> **TEXT PASSAGE**:

— BEGIN —

Thursday, March 14, 2019

Space stations - fact and fiction


My Morgan's Misfits series is often set in one of two space stations; Crossmar and Shar Burk. That's not special in science fiction, and I don't expect my space stations are anything special, either. I'm expecting that in the future habitable planets will have at least one space station to facilitate movement from the planet's gravity to the edge of space. Our very own rather rudimentary ISS is kind of a cubby house in comparison to the vast structures we see in science fiction movies.


The ISS above Earth
When it coms to fictional space stations I don't think you can do much better than the one in Stanley Kubrick's classic movie 2001: A Space OdysseyThe movie came out in 1968, the same year I started university. 2001 was such a long way away back then. Humans hadn't walked on the moon yet, but it was imminent. Arthur C. Clarke, who wrote the novella which provided the basic premise of the movie (The Sentinel, written in 1948, published in 1951), surely expected much greater things from NASA than have actually been achieved. The (unfinished) space station in the movie was the jumping off point to the moon base, and ultimately to the deep space explorer sent off to Jupiter.

Geez. Twelve men have walked on the moon. The last one headed back to Earth in 1972. We've got a loooong way to go to even match the space station. This was one of the magic moments in the movie.

— END —

> **RAW DATA**:
— BEGIN —

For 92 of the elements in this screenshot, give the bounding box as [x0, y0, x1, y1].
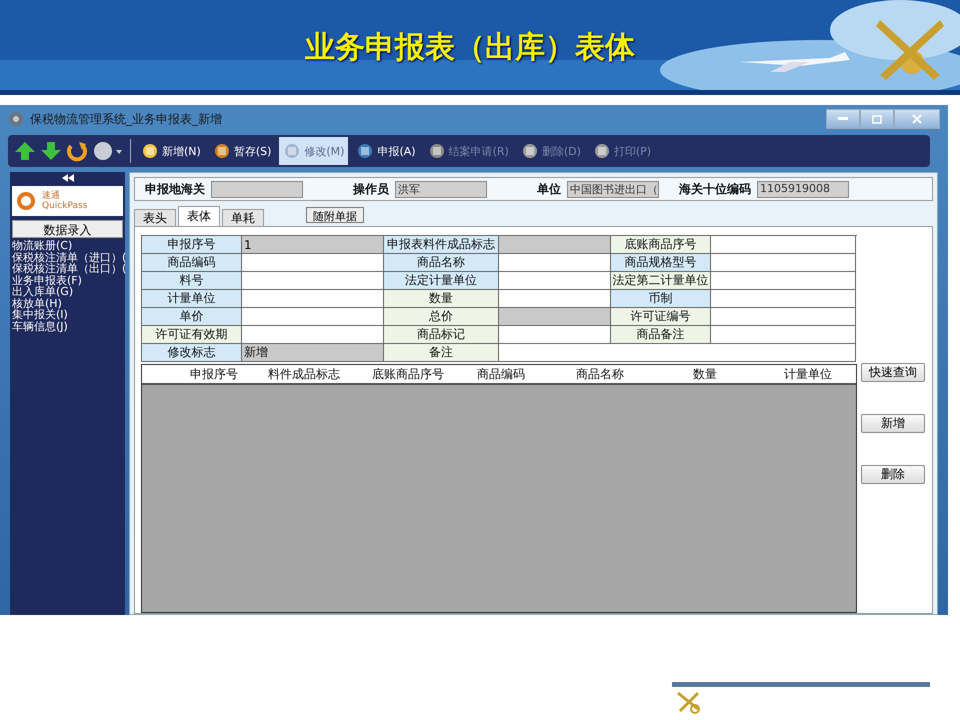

— END —

> **TASK OBJECTIVE**:
Transcribe the space stations post word for word from "My Morgan's Misfits" to "science fiction movies.".

> **EXERCISE SOLUTION**:
My Morgan's Misfits series is often set in one of two space stations; Crossmar and Shar Burk. That's not special in science fiction, and I don't expect my space stations are anything special, either. I'm expecting that in the future habitable planets will have at least one space station to facilitate movement from the planet's gravity to the edge of space. Our very own rather rudimentary ISS is kind of a cubby house in comparison to the vast structures we see in science fiction movies.